* [TASK OBJECTIVE]: Reproduce the listing from its first line through the line containing "input-item1-boxed: LZO/Snappy —", swapping "watermark" for "footer-mark" and leaving everything else unchanged.

Region and label listings
::::::

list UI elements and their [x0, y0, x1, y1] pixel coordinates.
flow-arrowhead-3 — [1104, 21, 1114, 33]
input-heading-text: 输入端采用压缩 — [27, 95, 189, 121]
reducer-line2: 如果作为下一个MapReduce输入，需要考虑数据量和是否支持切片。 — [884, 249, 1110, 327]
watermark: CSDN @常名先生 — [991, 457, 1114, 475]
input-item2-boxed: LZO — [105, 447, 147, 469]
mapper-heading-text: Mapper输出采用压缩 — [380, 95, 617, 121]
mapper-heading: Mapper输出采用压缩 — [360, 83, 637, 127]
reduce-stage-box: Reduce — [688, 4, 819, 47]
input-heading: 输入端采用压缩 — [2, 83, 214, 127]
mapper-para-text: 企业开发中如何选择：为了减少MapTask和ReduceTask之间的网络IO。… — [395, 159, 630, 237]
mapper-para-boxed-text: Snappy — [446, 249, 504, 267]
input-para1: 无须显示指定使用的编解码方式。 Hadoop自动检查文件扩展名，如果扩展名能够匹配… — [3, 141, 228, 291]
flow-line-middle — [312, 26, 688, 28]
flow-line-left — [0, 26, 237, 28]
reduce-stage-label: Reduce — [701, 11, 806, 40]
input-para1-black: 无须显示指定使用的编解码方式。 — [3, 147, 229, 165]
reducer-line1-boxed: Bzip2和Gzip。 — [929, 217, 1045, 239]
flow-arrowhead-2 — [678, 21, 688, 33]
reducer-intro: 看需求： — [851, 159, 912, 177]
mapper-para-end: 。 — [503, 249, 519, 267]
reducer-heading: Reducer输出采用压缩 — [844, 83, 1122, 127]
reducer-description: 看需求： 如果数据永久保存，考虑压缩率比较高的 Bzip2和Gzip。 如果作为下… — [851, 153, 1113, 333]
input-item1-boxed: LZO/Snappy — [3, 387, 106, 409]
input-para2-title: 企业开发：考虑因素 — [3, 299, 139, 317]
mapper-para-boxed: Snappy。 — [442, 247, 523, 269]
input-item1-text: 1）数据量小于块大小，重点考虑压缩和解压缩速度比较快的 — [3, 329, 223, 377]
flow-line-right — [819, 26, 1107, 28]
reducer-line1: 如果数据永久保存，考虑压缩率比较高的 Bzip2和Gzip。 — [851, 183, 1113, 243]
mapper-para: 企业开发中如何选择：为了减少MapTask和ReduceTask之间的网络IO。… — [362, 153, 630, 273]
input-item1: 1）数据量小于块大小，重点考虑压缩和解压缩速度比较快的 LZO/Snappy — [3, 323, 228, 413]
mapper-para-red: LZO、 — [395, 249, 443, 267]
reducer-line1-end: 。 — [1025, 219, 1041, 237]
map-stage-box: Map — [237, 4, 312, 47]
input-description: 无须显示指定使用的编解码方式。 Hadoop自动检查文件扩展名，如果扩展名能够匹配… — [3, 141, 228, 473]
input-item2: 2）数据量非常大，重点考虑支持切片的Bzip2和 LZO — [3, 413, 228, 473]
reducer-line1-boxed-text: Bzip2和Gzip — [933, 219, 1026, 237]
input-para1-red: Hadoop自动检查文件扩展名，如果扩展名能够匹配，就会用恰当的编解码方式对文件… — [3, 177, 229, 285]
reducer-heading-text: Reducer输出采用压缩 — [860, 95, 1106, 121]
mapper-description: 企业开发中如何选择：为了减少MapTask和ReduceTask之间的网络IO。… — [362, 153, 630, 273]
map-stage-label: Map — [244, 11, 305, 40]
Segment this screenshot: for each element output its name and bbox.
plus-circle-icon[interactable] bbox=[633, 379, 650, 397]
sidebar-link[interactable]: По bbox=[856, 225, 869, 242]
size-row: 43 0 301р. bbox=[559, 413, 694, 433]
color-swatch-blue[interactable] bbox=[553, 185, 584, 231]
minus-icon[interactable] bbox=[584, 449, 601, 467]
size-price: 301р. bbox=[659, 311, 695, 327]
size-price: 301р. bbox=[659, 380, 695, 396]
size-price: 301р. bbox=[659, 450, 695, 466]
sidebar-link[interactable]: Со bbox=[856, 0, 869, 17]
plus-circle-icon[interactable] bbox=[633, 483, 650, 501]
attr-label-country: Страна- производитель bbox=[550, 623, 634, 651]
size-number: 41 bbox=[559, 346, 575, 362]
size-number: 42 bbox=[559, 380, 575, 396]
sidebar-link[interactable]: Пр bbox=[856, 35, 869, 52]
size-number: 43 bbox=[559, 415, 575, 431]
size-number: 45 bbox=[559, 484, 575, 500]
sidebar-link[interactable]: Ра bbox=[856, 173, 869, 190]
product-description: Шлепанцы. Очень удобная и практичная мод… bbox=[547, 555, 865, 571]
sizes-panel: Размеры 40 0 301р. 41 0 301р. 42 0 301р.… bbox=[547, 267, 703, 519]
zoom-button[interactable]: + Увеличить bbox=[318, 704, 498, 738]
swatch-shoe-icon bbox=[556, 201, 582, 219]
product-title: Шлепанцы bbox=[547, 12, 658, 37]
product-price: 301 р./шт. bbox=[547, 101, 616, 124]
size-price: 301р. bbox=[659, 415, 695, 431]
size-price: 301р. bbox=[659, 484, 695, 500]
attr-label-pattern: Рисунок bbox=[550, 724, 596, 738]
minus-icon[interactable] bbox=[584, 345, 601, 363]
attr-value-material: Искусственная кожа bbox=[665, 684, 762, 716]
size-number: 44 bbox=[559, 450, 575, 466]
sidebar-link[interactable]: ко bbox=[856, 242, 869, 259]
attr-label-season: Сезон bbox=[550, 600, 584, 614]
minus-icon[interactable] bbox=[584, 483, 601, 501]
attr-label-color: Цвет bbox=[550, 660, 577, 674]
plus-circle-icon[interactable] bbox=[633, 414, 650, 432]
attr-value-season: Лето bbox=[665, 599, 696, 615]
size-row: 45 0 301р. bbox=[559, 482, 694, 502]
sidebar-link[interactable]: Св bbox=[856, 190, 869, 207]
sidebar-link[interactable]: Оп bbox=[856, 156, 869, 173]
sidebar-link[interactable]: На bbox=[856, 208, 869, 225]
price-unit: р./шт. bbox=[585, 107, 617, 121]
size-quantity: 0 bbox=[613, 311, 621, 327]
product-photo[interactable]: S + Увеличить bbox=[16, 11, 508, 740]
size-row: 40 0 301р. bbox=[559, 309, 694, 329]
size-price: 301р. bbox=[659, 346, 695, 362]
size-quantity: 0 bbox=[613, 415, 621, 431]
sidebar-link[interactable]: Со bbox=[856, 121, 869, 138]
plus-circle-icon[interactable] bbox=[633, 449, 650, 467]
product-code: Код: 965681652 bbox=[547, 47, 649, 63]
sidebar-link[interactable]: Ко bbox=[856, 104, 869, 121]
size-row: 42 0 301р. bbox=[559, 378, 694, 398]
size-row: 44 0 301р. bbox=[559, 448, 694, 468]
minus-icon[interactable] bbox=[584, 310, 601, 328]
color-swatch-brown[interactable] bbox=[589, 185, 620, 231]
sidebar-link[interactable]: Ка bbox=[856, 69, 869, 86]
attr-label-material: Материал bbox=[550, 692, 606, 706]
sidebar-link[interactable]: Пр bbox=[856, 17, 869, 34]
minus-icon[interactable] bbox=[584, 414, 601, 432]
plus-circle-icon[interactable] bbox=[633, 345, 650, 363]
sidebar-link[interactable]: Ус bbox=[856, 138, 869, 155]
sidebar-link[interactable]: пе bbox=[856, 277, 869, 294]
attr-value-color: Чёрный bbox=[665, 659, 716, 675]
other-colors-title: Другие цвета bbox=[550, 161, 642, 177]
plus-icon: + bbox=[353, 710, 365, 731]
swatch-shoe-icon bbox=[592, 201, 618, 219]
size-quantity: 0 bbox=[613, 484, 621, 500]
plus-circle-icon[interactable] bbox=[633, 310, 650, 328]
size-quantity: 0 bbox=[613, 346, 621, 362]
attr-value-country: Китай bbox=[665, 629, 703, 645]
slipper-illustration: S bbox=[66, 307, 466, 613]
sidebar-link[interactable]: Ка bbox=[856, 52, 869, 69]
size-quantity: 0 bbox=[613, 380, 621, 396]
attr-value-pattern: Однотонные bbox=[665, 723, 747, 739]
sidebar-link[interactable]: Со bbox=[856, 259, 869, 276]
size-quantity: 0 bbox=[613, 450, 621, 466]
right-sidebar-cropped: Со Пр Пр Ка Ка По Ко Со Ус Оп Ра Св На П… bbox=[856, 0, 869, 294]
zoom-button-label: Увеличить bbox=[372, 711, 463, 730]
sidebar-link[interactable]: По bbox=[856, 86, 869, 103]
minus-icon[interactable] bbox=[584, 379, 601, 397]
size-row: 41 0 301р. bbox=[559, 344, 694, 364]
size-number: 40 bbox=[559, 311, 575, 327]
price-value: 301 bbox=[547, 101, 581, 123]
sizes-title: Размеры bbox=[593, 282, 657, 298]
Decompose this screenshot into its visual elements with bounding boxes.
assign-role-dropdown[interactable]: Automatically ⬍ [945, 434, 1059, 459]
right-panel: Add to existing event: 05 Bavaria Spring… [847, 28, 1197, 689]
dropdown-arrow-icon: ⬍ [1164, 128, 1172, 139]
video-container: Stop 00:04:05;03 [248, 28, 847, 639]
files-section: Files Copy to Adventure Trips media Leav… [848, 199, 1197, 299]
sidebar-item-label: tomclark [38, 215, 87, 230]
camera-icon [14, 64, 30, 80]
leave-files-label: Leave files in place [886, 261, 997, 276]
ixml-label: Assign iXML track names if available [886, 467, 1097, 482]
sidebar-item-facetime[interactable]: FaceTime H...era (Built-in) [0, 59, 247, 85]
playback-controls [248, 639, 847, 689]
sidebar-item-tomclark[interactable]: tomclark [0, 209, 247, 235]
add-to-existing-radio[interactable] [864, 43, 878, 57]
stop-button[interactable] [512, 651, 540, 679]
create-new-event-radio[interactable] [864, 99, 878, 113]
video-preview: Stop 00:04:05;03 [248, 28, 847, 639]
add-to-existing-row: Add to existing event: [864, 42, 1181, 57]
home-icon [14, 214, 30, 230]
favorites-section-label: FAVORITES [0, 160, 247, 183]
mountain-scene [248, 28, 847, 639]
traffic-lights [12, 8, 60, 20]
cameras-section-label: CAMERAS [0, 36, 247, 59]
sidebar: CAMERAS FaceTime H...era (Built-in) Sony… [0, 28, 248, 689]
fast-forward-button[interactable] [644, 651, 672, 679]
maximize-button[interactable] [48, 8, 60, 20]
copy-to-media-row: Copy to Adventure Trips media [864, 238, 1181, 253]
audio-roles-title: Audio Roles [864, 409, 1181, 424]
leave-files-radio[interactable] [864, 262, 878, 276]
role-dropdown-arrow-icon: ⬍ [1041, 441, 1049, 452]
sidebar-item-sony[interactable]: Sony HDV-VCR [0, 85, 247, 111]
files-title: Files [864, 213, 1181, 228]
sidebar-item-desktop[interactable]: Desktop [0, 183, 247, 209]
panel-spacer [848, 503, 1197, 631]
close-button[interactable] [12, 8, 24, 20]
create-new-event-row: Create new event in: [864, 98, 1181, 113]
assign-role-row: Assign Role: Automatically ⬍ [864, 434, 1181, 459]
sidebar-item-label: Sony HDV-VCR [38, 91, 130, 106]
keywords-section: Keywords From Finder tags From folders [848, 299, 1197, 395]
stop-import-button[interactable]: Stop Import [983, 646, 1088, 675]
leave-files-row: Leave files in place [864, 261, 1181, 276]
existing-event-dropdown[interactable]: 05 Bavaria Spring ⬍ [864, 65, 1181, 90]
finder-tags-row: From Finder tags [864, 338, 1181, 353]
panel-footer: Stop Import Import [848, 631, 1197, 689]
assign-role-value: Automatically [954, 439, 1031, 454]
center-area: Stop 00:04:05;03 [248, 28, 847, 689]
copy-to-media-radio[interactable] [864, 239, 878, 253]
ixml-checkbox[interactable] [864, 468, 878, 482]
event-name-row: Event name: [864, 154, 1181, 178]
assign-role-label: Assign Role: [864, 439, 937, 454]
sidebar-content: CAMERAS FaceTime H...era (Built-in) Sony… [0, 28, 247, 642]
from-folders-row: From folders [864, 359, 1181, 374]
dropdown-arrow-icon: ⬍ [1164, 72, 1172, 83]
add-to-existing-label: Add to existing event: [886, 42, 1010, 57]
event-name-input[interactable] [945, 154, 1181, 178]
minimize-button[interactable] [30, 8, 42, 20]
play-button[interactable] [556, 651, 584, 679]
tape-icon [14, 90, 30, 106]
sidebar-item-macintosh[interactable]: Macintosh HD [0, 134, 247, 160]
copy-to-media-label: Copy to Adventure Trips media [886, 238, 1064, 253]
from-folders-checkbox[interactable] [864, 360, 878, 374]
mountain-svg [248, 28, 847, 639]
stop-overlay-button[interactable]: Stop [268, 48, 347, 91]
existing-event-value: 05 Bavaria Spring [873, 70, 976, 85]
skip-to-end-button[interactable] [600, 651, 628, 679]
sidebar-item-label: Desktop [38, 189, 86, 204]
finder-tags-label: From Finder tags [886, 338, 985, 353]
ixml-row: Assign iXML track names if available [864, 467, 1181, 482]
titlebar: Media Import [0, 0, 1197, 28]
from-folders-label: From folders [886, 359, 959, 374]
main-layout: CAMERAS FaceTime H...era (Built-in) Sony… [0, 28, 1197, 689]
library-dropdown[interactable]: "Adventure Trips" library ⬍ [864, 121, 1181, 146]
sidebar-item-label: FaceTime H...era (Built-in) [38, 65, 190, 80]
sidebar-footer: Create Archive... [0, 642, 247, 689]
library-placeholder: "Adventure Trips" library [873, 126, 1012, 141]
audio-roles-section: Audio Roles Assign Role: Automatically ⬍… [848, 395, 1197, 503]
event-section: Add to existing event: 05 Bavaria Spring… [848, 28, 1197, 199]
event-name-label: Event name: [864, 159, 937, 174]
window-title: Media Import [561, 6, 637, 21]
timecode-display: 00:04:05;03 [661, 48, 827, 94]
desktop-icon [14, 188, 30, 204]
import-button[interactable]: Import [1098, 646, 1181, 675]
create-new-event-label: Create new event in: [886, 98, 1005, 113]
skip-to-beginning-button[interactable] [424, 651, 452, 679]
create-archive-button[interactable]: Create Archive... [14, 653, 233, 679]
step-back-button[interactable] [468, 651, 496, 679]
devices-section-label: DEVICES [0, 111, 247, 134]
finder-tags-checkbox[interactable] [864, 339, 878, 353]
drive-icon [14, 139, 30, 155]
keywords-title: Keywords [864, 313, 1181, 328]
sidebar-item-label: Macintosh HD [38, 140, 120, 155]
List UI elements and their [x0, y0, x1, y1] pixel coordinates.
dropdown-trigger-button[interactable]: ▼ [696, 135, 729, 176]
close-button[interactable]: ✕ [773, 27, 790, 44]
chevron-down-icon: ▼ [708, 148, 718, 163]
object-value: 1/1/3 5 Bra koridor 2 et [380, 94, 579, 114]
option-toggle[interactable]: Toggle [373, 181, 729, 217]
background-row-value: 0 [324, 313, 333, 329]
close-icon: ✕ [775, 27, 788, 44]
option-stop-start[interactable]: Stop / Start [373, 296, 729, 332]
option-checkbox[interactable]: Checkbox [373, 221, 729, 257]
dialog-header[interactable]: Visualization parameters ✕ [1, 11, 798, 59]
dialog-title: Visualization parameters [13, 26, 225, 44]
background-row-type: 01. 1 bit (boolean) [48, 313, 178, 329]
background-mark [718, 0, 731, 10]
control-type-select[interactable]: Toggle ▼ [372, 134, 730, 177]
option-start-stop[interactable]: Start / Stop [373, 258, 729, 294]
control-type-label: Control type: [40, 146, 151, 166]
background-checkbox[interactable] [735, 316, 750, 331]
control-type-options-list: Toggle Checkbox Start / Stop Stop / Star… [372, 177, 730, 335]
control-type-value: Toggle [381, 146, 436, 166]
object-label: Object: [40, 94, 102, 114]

::::::

* [WORKED ANSWER]:
list UI elements and their [x0, y0, x1, y1] pixel coordinates.
flow-arrowhead-3 — [1104, 21, 1114, 33]
input-heading-text: 输入端采用压缩 — [27, 95, 189, 121]
reducer-line2: 如果作为下一个MapReduce输入，需要考虑数据量和是否支持切片。 — [884, 249, 1110, 327]
footer-mark: CSDN @常名先生 — [991, 457, 1114, 475]
input-item2-boxed: LZO — [105, 447, 147, 469]
mapper-heading-text: Mapper输出采用压缩 — [380, 95, 617, 121]
mapper-heading: Mapper输出采用压缩 — [360, 83, 637, 127]
reduce-stage-box: Reduce — [688, 4, 819, 47]
input-heading: 输入端采用压缩 — [2, 83, 214, 127]
mapper-para-text: 企业开发中如何选择：为了减少MapTask和ReduceTask之间的网络IO。… — [395, 159, 630, 237]
mapper-para-boxed-text: Snappy — [446, 249, 504, 267]
input-para1: 无须显示指定使用的编解码方式。 Hadoop自动检查文件扩展名，如果扩展名能够匹配… — [3, 141, 228, 291]
flow-line-middle — [312, 26, 688, 28]
flow-line-left — [0, 26, 237, 28]
reduce-stage-label: Reduce — [701, 11, 806, 40]
input-para1-black: 无须显示指定使用的编解码方式。 — [3, 147, 229, 165]
reducer-line1-boxed: Bzip2和Gzip。 — [929, 217, 1045, 239]
flow-arrowhead-2 — [678, 21, 688, 33]
reducer-intro: 看需求： — [851, 159, 912, 177]
mapper-para-end: 。 — [503, 249, 519, 267]
reducer-heading: Reducer输出采用压缩 — [844, 83, 1122, 127]
reducer-description: 看需求： 如果数据永久保存，考虑压缩率比较高的 Bzip2和Gzip。 如果作为下… — [851, 153, 1113, 333]
input-item1-boxed: LZO/Snappy — [3, 387, 106, 409]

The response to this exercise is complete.